Problem description:
Copy every line of the following data that includes the string "school".

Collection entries
▼

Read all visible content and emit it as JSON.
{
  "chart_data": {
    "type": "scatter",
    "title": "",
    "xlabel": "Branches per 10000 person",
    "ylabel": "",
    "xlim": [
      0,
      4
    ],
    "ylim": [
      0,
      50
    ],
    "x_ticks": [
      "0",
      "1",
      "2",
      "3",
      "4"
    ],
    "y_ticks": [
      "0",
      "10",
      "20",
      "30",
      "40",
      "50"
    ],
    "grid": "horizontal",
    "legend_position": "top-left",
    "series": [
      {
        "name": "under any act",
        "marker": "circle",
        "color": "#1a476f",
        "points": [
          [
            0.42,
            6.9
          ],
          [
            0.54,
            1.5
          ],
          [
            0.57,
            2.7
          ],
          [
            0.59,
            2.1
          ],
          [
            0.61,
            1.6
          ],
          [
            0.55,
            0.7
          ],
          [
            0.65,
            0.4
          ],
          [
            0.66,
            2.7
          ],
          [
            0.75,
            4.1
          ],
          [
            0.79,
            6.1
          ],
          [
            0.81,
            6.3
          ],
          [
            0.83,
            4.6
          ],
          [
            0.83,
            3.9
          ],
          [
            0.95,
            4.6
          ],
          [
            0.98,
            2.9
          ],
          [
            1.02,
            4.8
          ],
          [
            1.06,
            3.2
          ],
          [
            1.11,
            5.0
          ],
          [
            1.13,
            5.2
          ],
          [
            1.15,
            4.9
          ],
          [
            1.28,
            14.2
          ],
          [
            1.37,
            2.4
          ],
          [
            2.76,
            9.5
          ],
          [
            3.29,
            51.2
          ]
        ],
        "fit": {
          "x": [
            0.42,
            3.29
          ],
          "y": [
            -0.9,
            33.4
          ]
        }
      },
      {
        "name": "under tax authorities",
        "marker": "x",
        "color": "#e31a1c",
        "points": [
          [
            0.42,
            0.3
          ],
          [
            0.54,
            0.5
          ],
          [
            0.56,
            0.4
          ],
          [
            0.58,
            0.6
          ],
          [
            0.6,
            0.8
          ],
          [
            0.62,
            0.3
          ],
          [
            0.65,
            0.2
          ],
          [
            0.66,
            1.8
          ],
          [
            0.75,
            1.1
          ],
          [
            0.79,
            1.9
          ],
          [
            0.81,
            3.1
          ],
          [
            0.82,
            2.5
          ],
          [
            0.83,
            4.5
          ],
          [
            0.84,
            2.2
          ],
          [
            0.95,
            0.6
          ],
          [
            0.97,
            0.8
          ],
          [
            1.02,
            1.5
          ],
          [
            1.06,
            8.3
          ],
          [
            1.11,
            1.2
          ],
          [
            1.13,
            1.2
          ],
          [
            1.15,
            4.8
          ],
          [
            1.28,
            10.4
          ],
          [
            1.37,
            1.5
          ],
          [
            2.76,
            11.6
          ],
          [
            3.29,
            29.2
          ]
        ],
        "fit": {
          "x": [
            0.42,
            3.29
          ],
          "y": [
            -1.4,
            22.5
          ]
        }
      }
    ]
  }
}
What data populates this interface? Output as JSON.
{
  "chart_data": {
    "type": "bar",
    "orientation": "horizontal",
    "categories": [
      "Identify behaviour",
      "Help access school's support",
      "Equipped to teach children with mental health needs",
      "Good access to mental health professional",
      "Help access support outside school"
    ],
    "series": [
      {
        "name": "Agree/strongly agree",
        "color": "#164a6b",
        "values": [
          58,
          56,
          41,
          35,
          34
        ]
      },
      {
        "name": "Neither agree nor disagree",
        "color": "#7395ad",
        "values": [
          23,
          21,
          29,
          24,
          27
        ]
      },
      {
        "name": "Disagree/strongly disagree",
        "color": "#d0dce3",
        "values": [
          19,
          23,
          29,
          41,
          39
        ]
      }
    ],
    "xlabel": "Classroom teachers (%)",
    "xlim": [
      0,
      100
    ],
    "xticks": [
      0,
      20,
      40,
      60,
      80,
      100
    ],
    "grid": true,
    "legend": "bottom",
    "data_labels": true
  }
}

▲

Problem solution:
      "Help access school's support",
      "Help access support outside school"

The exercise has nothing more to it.